Items from a data source:
════
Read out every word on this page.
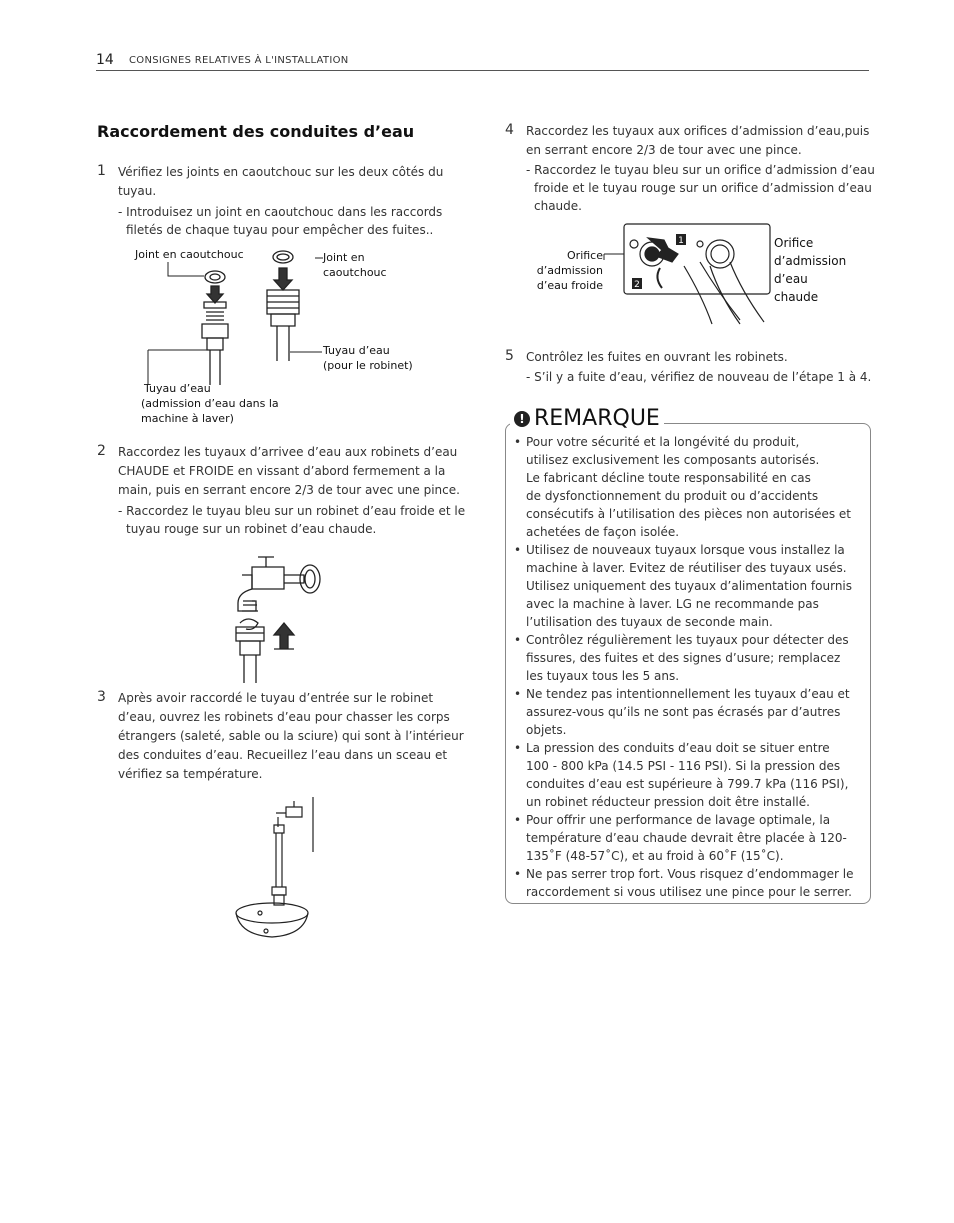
14 CONSIGNES RELATIVES À L'INSTALLATION
Raccordement des conduites d’eau
1 Vérifiez les joints en caoutchouc sur les deux côtés du
tuyau.
- Introduisez un joint en caoutchouc dans les raccords
filetés de chaque tuyau pour empêcher des fuites..
Joint en caoutchouc	Joint en
caoutchouc
Tuyau d’eau
(pour le robinet)
Tuyau d’eau
(admission d’eau dans la
machine à laver)
2 Raccordez les tuyaux d’arrivee d’eau aux robinets d’eau
CHAUDE et FROIDE en vissant d’abord fermement a la
main, puis en serrant encore 2/3 de tour avec une pince.
- Raccordez le tuyau bleu sur un robinet d’eau froide et le
tuyau rouge sur un robinet d’eau chaude.
3 Après avoir raccordé le tuyau d’entrée sur le robinet
d’eau, ouvrez les robinets d’eau pour chasser les corps
étrangers (saleté, sable ou la sciure) qui sont à l’intérieur
des conduites d’eau. Recueillez l’eau dans un sceau et
vérifiez sa température.
4 Raccordez les tuyaux aux orifices d’admission d’eau,puis
en serrant encore 2/3 de tour avec une pince.
- Raccordez le tuyau bleu sur un orifice d’admission d’eau
froide et le tuyau rouge sur un orifice d’admission d’eau
chaude.
Orifice
d’admission
d’eau froide
Orifice
d’admission
d’eau
chaude
1
2
5 Contrôlez les fuites en ouvrant les robinets.
- S’il y a fuite d’eau, vérifiez de nouveau de l’étape 1 à 4.
! REMARQUE
• Pour votre sécurité et la longévité du produit,
utilisez exclusivement les composants autorisés.
Le fabricant décline toute responsabilité en cas
de dysfonctionnement du produit ou d’accidents
consécutifs à l’utilisation des pièces non autorisées et
achetées de façon isolée.
• Utilisez de nouveaux tuyaux lorsque vous installez la
machine à laver. Evitez de réutiliser des tuyaux usés.
Utilisez uniquement des tuyaux d’alimentation fournis
avec la machine à laver. LG ne recommande pas
l’utilisation des tuyaux de seconde main.
• Contrôlez régulièrement les tuyaux pour détecter des
fissures, des fuites et des signes d’usure; remplacez
les tuyaux tous les 5 ans.
• Ne tendez pas intentionnellement les tuyaux d’eau et
assurez-vous qu’ils ne sont pas écrasés par d’autres
objets.
• La pression des conduits d’eau doit se situer entre
100 - 800 kPa (14.5 PSI - 116 PSI). Si la pression des
conduites d’eau est supérieure à 799.7 kPa (116 PSI),
un robinet réducteur pression doit être installé.
• Pour offrir une performance de lavage optimale, la
température d’eau chaude devrait être placée à 120-
135˚F (48-57˚C), et au froid à 60˚F (15˚C).
• Ne pas serrer trop fort. Vous risquez d’endommager le
raccordement si vous utilisez une pince pour le serrer.
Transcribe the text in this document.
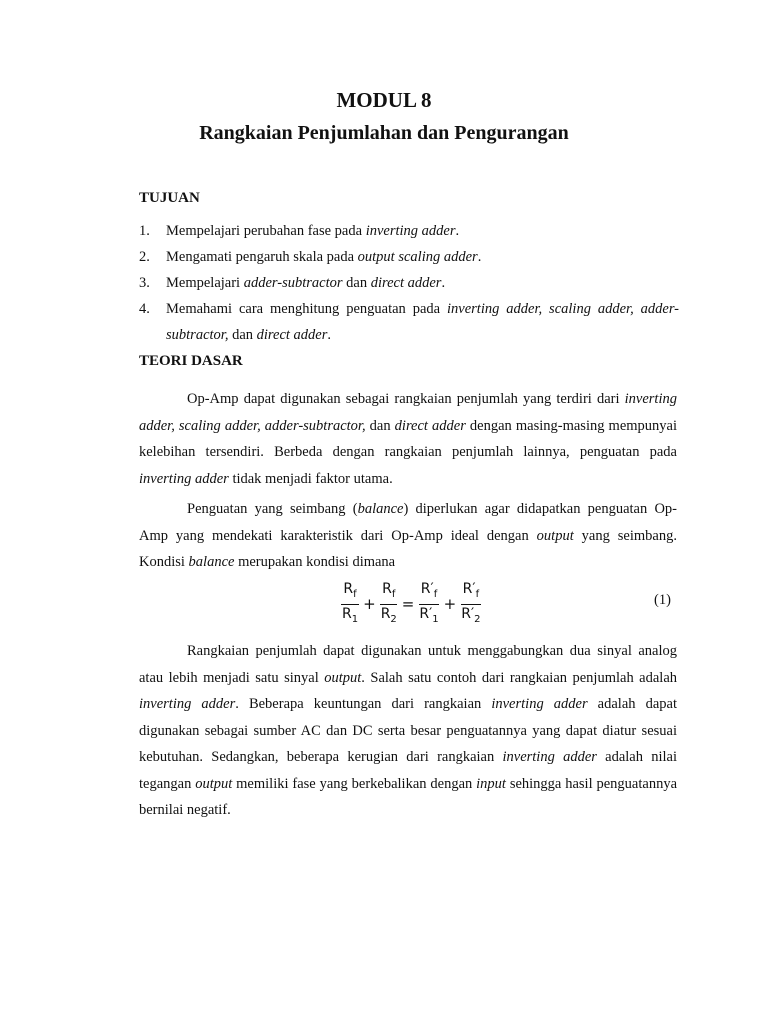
MODUL 8
Rangkaian Penjumlahan dan Pengurangan
TUJUAN
1.	Mempelajari perubahan fase pada inverting adder.
2.	Mengamati pengaruh skala pada output scaling adder.
3.	Mempelajari adder-subtractor dan direct adder.
4.	Memahami cara menghitung penguatan pada inverting adder, scaling adder, adder-subtractor, dan direct adder.
TEORI DASAR

Op-Amp dapat digunakan sebagai rangkaian penjumlah yang terdiri dari inverting adder, scaling adder, adder-subtractor, dan direct adder dengan masing-masing mempunyai kelebihan tersendiri. Berbeda dengan rangkaian penjumlah lainnya, penguatan pada inverting adder tidak menjadi faktor utama.

Penguatan yang seimbang (balance) diperlukan agar didapatkan penguatan Op-Amp yang mendekati karakteristik dari Op-Amp ideal dengan output yang seimbang. Kondisi balance merupakan kondisi dimana

$\frac{R_f}{R_1} + \frac{R_f}{R_2} = \frac{R'_f}{R'_1} + \frac{R'_f}{R'_2}$	(1)

Rangkaian penjumlah dapat digunakan untuk menggabungkan dua sinyal analog atau lebih menjadi satu sinyal output. Salah satu contoh dari rangkaian penjumlah adalah inverting adder. Beberapa keuntungan dari rangkaian inverting adder adalah dapat digunakan sebagai sumber AC dan DC serta besar penguatannya yang dapat diatur sesuai kebutuhan. Sedangkan, beberapa kerugian dari rangkaian inverting adder adalah nilai tegangan output memiliki fase yang berkebalikan dengan input sehingga hasil penguatannya bernilai negatif.
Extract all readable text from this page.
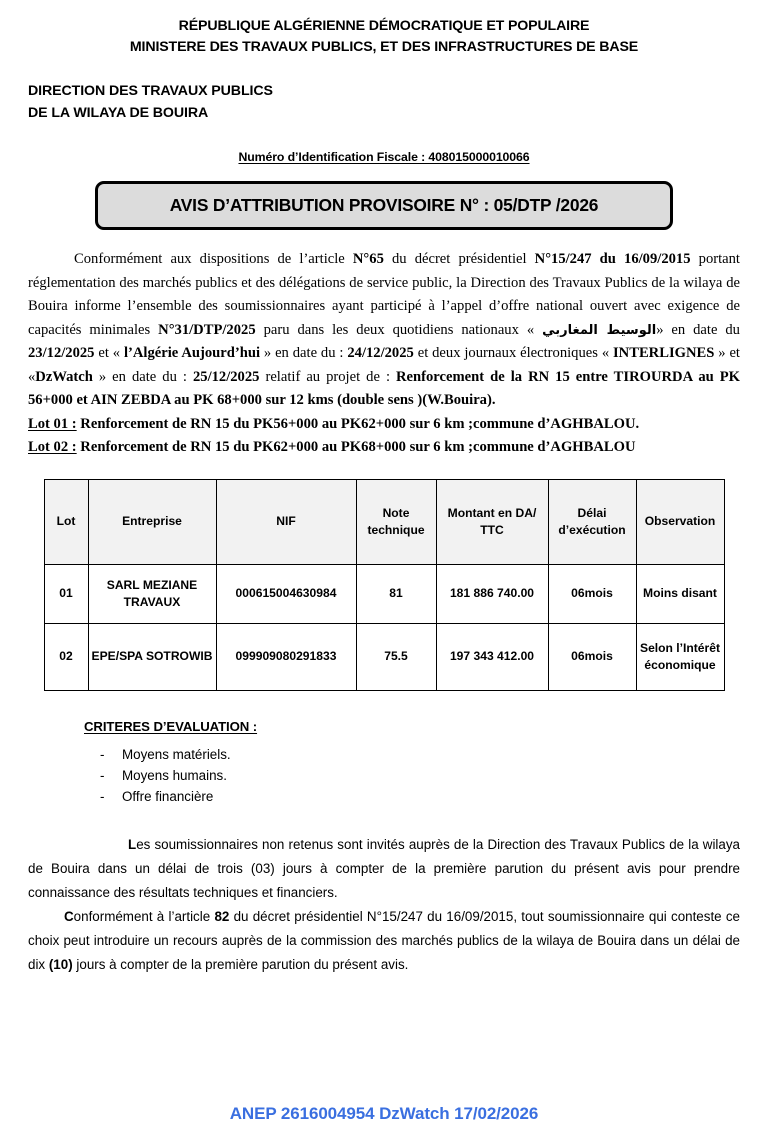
RÉPUBLIQUE ALGÉRIENNE DÉMOCRATIQUE ET POPULAIRE
MINISTERE DES TRAVAUX PUBLICS, ET DES INFRASTRUCTURES DE BASE
DIRECTION DES TRAVAUX PUBLICS
DE LA WILAYA DE BOUIRA
Numéro d’Identification Fiscale : 408015000010066
AVIS D’ATTRIBUTION PROVISOIRE N° : 05/DTP /2026

Conformément aux dispositions de l’article N°65 du décret présidentiel N°15/247 du 16/09/2015 portant réglementation des marchés publics et des délégations de service public, la Direction des Travaux Publics de la wilaya de Bouira informe l’ensemble des soumissionnaires ayant participé à l’appel d’offre national ouvert avec exigence de capacités minimales N°31/DTP/2025 paru dans les deux quotidiens nationaux « الوسيط المغاربي» en date du 23/12/2025 et « l’Algérie Aujourd’hui » en date du : 24/12/2025 et deux journaux électroniques « INTERLIGNES » et «DzWatch » en date du : 25/12/2025 relatif au projet de : Renforcement de la RN 15 entre TIROURDA au PK 56+000 et AIN ZEBDA au PK 68+000 sur 12 kms (double sens )(W.Bouira).

Lot 01 : Renforcement de RN 15 du PK56+000 au PK62+000 sur 6 km ;commune d’AGHBALOU.

Lot 02 : Renforcement de RN 15 du PK62+000 au PK68+000 sur 6 km ;commune d’AGHBALOU

Lot	Entreprise	NIF	Note technique	Montant en DA/ TTC	Délai d’exécution	Observation
01	SARL MEZIANE TRAVAUX	000615004630984	81	181 886 740.00	06mois	Moins disant
02	EPE/SPA SOTROWIB	099909080291833	75.5	197 343 412.00	06mois	Selon l’Intérêt économique
CRITERES D’EVALUATION :
- Moyens matériels.
- Moyens humains.
- Offre financière

Les soumissionnaires non retenus sont invités auprès de la Direction des Travaux Publics de la wilaya de Bouira dans un délai de trois (03) jours à compter de la première parution du présent avis pour prendre connaissance des résultats techniques et financiers.

Conformément à l’article 82 du décret présidentiel N°15/247 du 16/09/2015, tout soumissionnaire qui conteste ce choix peut introduire un recours auprès de la commission des marchés publics de la wilaya de Bouira dans un délai de dix (10) jours à compter de la première parution du présent avis.

ANEP 2616004954 DzWatch 17/02/2026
════
- Work instructions:
Retype every record above exactly as written, but leave out the pictures.

- Answer for this exercise:
Read out every word on this page.
14 CONSIGNES RELATIVES À L'INSTALLATION
Raccordement des conduites d’eau
1 Vérifiez les joints en caoutchouc sur les deux côtés du
tuyau.
- Introduisez un joint en caoutchouc dans les raccords
filetés de chaque tuyau pour empêcher des fuites..
Joint en caoutchouc	Joint en
caoutchouc
Tuyau d’eau
(pour le robinet)
Tuyau d’eau
(admission d’eau dans la
machine à laver)
2 Raccordez les tuyaux d’arrivee d’eau aux robinets d’eau
CHAUDE et FROIDE en vissant d’abord fermement a la
main, puis en serrant encore 2/3 de tour avec une pince.
- Raccordez le tuyau bleu sur un robinet d’eau froide et le
tuyau rouge sur un robinet d’eau chaude.
3 Après avoir raccordé le tuyau d’entrée sur le robinet
d’eau, ouvrez les robinets d’eau pour chasser les corps
étrangers (saleté, sable ou la sciure) qui sont à l’intérieur
des conduites d’eau. Recueillez l’eau dans un sceau et
vérifiez sa température.
4 Raccordez les tuyaux aux orifices d’admission d’eau,puis
en serrant encore 2/3 de tour avec une pince.
- Raccordez le tuyau bleu sur un orifice d’admission d’eau
froide et le tuyau rouge sur un orifice d’admission d’eau
chaude.
Orifice
d’admission
d’eau froide
Orifice
d’admission
d’eau
chaude
1
2
5 Contrôlez les fuites en ouvrant les robinets.
- S’il y a fuite d’eau, vérifiez de nouveau de l’étape 1 à 4.
! REMARQUE
• Pour votre sécurité et la longévité du produit,
utilisez exclusivement les composants autorisés.
Le fabricant décline toute responsabilité en cas
de dysfonctionnement du produit ou d’accidents
consécutifs à l’utilisation des pièces non autorisées et
achetées de façon isolée.
• Utilisez de nouveaux tuyaux lorsque vous installez la
machine à laver. Evitez de réutiliser des tuyaux usés.
Utilisez uniquement des tuyaux d’alimentation fournis
avec la machine à laver. LG ne recommande pas
l’utilisation des tuyaux de seconde main.
• Contrôlez régulièrement les tuyaux pour détecter des
fissures, des fuites et des signes d’usure; remplacez
les tuyaux tous les 5 ans.
• Ne tendez pas intentionnellement les tuyaux d’eau et
assurez-vous qu’ils ne sont pas écrasés par d’autres
objets.
• La pression des conduits d’eau doit se situer entre
100 - 800 kPa (14.5 PSI - 116 PSI). Si la pression des
conduites d’eau est supérieure à 799.7 kPa (116 PSI),
un robinet réducteur pression doit être installé.
• Pour offrir une performance de lavage optimale, la
température d’eau chaude devrait être placée à 120-
135˚F (48-57˚C), et au froid à 60˚F (15˚C).
• Ne pas serrer trop fort. Vous risquez d’endommager le
raccordement si vous utilisez une pince pour le serrer.
Transcribe the text in this document.
MODUL 8
Rangkaian Penjumlahan dan Pengurangan
TUJUAN
1.	Mempelajari perubahan fase pada inverting adder.
2.	Mengamati pengaruh skala pada output scaling adder.
3.	Mempelajari adder-subtractor dan direct adder.
4.	Memahami cara menghitung penguatan pada inverting adder, scaling adder, adder-subtractor, dan direct adder.
TEORI DASAR

Op-Amp dapat digunakan sebagai rangkaian penjumlah yang terdiri dari inverting adder, scaling adder, adder-subtractor, dan direct adder dengan masing-masing mempunyai kelebihan tersendiri. Berbeda dengan rangkaian penjumlah lainnya, penguatan pada inverting adder tidak menjadi faktor utama.

Penguatan yang seimbang (balance) diperlukan agar didapatkan penguatan Op-Amp yang mendekati karakteristik dari Op-Amp ideal dengan output yang seimbang. Kondisi balance merupakan kondisi dimana

$\frac{R_f}{R_1} + \frac{R_f}{R_2} = \frac{R'_f}{R'_1} + \frac{R'_f}{R'_2}$	(1)

Rangkaian penjumlah dapat digunakan untuk menggabungkan dua sinyal analog atau lebih menjadi satu sinyal output. Salah satu contoh dari rangkaian penjumlah adalah inverting adder. Beberapa keuntungan dari rangkaian inverting adder adalah dapat digunakan sebagai sumber AC dan DC serta besar penguatannya yang dapat diatur sesuai kebutuhan. Sedangkan, beberapa kerugian dari rangkaian inverting adder adalah nilai tegangan output memiliki fase yang berkebalikan dengan input sehingga hasil penguatannya bernilai negatif.
Extract all readable text from this page.
RÉPUBLIQUE ALGÉRIENNE DÉMOCRATIQUE ET POPULAIRE
MINISTERE DES TRAVAUX PUBLICS, ET DES INFRASTRUCTURES DE BASE
DIRECTION DES TRAVAUX PUBLICS
DE LA WILAYA DE BOUIRA
Numéro d’Identification Fiscale : 408015000010066
AVIS D’ATTRIBUTION PROVISOIRE N° : 05/DTP /2026

Conformément aux dispositions de l’article N°65 du décret présidentiel N°15/247 du 16/09/2015 portant réglementation des marchés publics et des délégations de service public, la Direction des Travaux Publics de la wilaya de Bouira informe l’ensemble des soumissionnaires ayant participé à l’appel d’offre national ouvert avec exigence de capacités minimales N°31/DTP/2025 paru dans les deux quotidiens nationaux « الوسيط المغاربي» en date du 23/12/2025 et « l’Algérie Aujourd’hui » en date du : 24/12/2025 et deux journaux électroniques « INTERLIGNES » et «DzWatch » en date du : 25/12/2025 relatif au projet de : Renforcement de la RN 15 entre TIROURDA au PK 56+000 et AIN ZEBDA au PK 68+000 sur 12 kms (double sens )(W.Bouira).

Lot 01 : Renforcement de RN 15 du PK56+000 au PK62+000 sur 6 km ;commune d’AGHBALOU.

Lot 02 : Renforcement de RN 15 du PK62+000 au PK68+000 sur 6 km ;commune d’AGHBALOU

Lot	Entreprise	NIF	Note technique	Montant en DA/ TTC	Délai d’exécution	Observation
01	SARL MEZIANE TRAVAUX	000615004630984	81	181 886 740.00	06mois	Moins disant
02	EPE/SPA SOTROWIB	099909080291833	75.5	197 343 412.00	06mois	Selon l’Intérêt économique
CRITERES D’EVALUATION :
- Moyens matériels.
- Moyens humains.
- Offre financière

Les soumissionnaires non retenus sont invités auprès de la Direction des Travaux Publics de la wilaya de Bouira dans un délai de trois (03) jours à compter de la première parution du présent avis pour prendre connaissance des résultats techniques et financiers.

Conformément à l’article 82 du décret présidentiel N°15/247 du 16/09/2015, tout soumissionnaire qui conteste ce choix peut introduire un recours auprès de la commission des marchés publics de la wilaya de Bouira dans un délai de dix (10) jours à compter de la première parution du présent avis.

ANEP 2616004954 DzWatch 17/02/2026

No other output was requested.